* [記事]
• • •

図3に例示したように、本実施形態の印刷装置1では、テープロール4(媒体アダプタ)から供給される被印刷媒体3はプラテンローラ5とサーマルヘッド6との間を通り、プラテンローラ5とサーマルヘッド6とにより挟持される。プラテンローラ5は、搬送部161に含まれ、図示しないモータの動力により被印刷媒体3を排出方向(第1の方向)に搬送するように回転させること、及び排出方向とは反対の方向(第2の方向)に搬送するように回転させることができる。サーマルヘッド6は、印刷部162に含まれ、制御部110からの制御信号に従い、被印刷媒体3に熱を印加して印刷を行う。以下の説明では、搬送経路における、プラテンローラ5とサーマルヘッド6とにより被印刷媒体3を挟持する位置を印刷位置という。排出方向は、搬送経路における、印刷位置から装置筐体(例えば、容器部材101)の排出口103に向かう方向である。以下の説明では、搬送経路における、装置筐体の排出口103の位置を排出位置という。以下の説明では、被印刷媒体3を排出方向に搬送するプラテンローラ5の回転を正転といい、プラテンローラ5を正転させて被印刷媒体3を搬送することを正転搬送という。以下の説明では、被印刷媒体3を排出方向とは反対の方向に搬送するプラテンローラ5の回転を逆転といい、プラテンローラ5を逆転させて被印刷媒体3を搬送することを逆転搬送という。

• • •

* [指示] 上の記事から、「図3に例示したように、本実施」で始まり「送することを逆転搬送という。」まで続く部分をそのまま書き写すこと。

* [行の一覧]
• • •

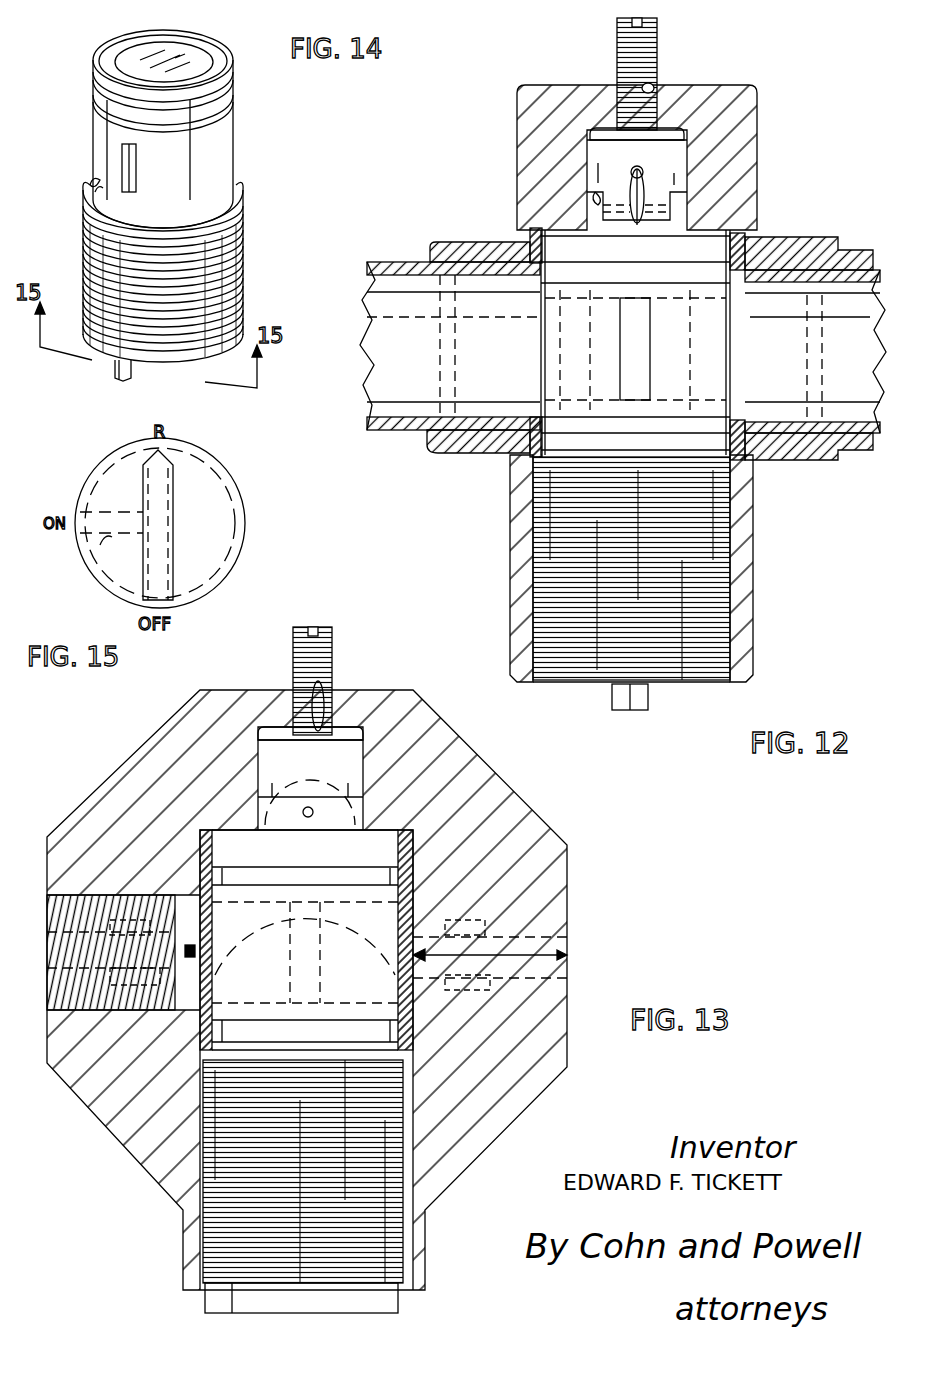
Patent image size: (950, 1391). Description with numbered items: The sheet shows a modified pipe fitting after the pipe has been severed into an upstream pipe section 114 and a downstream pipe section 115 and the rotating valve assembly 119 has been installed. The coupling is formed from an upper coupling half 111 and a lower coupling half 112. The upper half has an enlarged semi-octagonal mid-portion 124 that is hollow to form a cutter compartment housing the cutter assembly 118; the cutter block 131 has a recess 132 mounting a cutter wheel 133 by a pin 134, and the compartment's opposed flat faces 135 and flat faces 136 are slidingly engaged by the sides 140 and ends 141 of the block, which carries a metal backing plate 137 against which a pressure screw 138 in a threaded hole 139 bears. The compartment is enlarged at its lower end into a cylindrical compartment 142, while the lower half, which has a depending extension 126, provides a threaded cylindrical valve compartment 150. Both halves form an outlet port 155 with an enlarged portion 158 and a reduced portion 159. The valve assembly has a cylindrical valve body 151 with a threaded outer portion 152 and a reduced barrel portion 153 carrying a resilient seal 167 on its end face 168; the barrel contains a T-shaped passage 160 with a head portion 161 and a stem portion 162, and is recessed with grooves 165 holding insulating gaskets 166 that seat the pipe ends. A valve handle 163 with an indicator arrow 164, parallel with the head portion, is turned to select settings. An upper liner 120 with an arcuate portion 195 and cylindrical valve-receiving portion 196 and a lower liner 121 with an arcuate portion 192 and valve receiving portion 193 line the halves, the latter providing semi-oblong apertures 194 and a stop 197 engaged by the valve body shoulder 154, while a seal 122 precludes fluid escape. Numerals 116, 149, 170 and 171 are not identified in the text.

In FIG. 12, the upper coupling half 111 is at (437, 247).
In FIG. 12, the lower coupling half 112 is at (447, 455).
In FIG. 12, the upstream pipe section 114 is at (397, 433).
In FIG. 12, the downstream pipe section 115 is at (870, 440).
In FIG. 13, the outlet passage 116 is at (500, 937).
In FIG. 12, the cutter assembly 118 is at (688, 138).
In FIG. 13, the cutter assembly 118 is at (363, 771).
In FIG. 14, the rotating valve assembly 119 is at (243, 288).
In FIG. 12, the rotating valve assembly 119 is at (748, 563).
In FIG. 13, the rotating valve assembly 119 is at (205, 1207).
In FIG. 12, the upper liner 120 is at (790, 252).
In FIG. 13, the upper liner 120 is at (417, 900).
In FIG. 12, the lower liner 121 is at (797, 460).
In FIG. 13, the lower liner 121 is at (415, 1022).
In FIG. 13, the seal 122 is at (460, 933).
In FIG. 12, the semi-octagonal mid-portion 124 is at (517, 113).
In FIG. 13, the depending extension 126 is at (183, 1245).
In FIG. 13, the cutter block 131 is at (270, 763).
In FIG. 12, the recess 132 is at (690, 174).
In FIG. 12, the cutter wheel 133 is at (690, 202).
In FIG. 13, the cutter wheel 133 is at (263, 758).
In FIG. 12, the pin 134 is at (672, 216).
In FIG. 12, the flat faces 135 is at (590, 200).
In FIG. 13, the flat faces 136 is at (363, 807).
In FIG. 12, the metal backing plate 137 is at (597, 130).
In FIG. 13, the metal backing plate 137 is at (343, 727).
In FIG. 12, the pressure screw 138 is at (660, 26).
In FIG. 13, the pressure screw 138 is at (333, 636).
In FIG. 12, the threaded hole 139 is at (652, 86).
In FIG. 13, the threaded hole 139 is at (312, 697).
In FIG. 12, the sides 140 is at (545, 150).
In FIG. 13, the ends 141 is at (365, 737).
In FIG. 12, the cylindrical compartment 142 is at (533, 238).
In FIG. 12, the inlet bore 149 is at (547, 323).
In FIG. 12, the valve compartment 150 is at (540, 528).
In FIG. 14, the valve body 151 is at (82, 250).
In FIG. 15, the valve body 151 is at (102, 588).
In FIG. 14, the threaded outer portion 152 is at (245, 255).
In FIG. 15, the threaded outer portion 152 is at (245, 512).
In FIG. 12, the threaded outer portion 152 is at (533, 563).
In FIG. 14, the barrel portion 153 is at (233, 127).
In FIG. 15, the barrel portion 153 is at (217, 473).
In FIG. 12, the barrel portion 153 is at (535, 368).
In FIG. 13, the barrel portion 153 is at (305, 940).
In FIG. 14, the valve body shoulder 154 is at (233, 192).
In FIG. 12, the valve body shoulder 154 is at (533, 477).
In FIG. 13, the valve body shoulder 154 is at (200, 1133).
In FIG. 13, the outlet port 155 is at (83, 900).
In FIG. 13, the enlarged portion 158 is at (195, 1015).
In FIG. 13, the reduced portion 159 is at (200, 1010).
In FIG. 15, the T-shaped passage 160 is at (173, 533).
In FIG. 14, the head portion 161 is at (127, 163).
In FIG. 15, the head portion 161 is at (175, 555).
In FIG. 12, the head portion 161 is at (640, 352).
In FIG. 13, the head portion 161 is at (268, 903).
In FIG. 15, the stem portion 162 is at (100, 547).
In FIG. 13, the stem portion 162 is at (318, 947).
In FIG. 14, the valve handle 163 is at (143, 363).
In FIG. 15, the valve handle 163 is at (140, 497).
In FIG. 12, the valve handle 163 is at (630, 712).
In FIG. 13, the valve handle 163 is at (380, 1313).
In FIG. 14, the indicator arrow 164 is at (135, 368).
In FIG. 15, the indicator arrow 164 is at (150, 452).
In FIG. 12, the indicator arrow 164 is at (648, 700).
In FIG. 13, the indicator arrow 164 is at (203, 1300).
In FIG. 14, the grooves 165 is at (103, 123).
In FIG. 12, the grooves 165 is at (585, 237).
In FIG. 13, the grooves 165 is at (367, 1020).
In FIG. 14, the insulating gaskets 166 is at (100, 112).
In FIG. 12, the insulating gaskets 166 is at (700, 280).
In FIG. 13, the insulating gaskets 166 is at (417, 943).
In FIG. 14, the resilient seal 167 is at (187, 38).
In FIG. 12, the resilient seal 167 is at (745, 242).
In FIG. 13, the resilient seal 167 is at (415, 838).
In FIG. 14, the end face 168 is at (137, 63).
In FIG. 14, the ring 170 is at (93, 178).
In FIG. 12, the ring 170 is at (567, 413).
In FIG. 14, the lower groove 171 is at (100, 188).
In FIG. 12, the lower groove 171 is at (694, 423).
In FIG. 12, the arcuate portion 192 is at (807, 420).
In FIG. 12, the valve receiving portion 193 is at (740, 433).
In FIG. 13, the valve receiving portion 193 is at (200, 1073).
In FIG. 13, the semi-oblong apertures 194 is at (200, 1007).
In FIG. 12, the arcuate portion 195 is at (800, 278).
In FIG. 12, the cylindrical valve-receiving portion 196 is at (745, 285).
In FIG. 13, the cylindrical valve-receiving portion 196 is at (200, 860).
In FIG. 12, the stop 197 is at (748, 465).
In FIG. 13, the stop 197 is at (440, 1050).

• • •

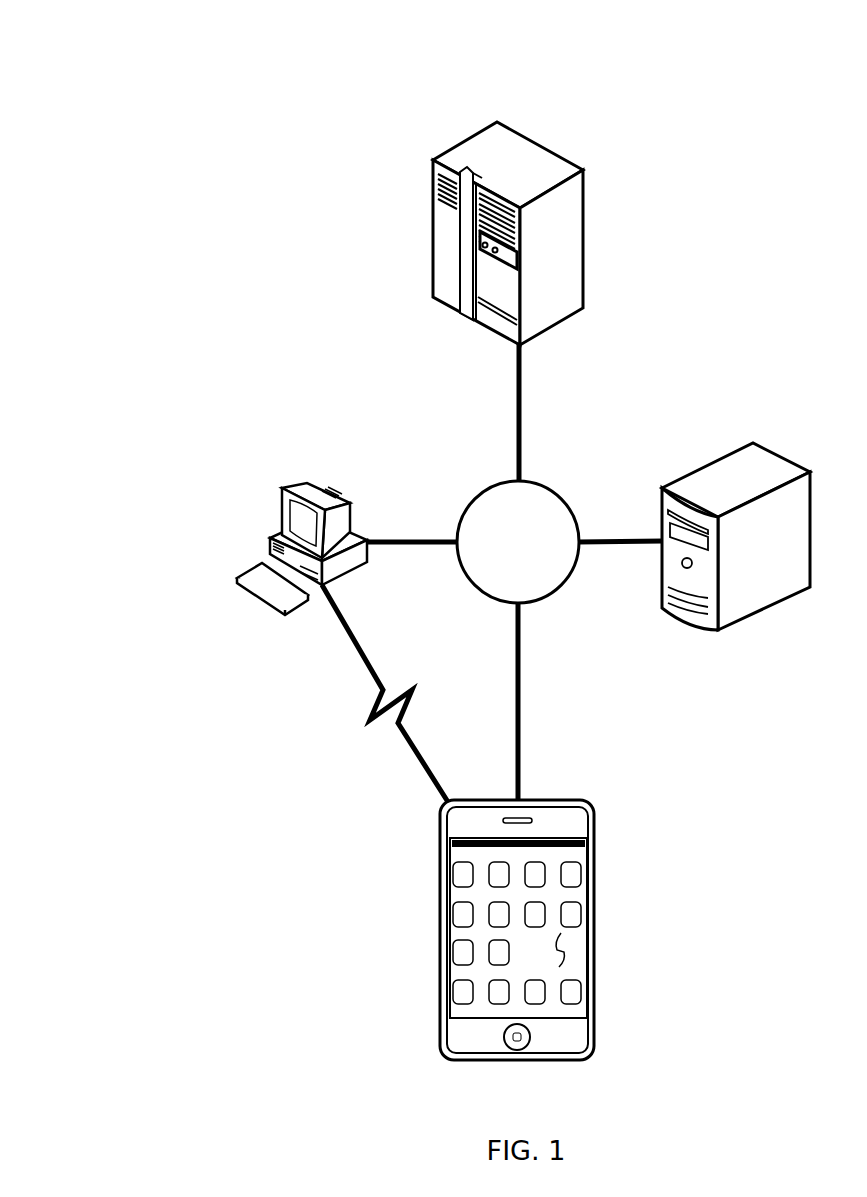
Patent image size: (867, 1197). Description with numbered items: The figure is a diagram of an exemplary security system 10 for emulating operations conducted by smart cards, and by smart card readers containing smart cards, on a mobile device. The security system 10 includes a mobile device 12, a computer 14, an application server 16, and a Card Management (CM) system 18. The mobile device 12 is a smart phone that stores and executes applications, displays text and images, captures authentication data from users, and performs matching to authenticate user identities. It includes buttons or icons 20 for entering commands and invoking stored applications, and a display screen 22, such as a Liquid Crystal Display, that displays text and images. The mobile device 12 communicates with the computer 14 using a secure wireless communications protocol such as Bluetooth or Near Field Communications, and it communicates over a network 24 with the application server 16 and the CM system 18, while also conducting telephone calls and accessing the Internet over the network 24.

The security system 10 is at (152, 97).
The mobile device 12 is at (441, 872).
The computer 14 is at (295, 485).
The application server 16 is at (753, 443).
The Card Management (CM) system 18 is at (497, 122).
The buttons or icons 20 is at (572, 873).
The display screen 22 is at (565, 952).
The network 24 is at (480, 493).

• • •

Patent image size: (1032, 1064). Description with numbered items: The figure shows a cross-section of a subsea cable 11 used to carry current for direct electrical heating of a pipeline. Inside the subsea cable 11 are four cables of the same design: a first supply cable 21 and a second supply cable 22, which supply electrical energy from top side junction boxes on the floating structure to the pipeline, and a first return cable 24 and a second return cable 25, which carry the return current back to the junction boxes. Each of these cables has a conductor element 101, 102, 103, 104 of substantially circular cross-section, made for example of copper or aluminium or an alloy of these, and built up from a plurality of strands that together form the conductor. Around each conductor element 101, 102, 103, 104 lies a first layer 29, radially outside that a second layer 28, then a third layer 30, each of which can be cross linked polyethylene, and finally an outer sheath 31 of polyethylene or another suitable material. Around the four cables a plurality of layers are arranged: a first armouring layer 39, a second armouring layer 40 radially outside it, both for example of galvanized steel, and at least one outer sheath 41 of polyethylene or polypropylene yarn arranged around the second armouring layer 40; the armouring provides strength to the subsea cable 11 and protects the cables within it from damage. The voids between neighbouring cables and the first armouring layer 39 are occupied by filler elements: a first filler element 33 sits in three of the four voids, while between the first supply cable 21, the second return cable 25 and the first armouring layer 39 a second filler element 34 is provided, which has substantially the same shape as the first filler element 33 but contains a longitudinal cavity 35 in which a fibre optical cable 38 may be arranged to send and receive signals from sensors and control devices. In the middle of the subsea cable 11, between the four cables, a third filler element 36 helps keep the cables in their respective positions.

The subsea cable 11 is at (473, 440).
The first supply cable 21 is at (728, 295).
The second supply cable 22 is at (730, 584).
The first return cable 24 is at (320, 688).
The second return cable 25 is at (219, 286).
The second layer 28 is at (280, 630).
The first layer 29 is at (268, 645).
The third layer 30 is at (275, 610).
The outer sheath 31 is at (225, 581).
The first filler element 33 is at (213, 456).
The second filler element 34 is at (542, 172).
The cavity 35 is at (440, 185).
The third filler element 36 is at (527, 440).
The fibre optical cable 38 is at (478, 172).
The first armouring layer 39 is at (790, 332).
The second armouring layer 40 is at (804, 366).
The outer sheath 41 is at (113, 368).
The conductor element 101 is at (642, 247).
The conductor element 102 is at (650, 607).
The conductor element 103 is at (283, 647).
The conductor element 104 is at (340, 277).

• • •

* [回答]
図3に例示したように、本実施形態の印刷装置1では、テープロール4(媒体アダプタ)から供給される被印刷媒体3はプラテンローラ5とサーマルヘッド6との間を通り、プラテンローラ5とサーマルヘッド6とにより挟持される。プラテンローラ5は、搬送部161に含まれ、図示しないモータの動力により被印刷媒体3を排出方向(第1の方向)に搬送するように回転させること、及び排出方向とは反対の方向(第2の方向)に搬送するように回転させることができる。サーマルヘッド6は、印刷部162に含まれ、制御部110からの制御信号に従い、被印刷媒体3に熱を印加して印刷を行う。以下の説明では、搬送経路における、プラテンローラ5とサーマルヘッド6とにより被印刷媒体3を挟持する位置を印刷位置という。排出方向は、搬送経路における、印刷位置から装置筐体(例えば、容器部材101)の排出口103に向かう方向である。以下の説明では、搬送経路における、装置筐体の排出口103の位置を排出位置という。以下の説明では、被印刷媒体3を排出方向に搬送するプラテンローラ5の回転を正転といい、プラテンローラ5を正転させて被印刷媒体3を搬送することを正転搬送という。以下の説明では、被印刷媒体3を排出方向とは反対の方向に搬送するプラテンローラ5の回転を逆転といい、プラテンローラ5を逆転させて被印刷媒体3を搬送することを逆転搬送という。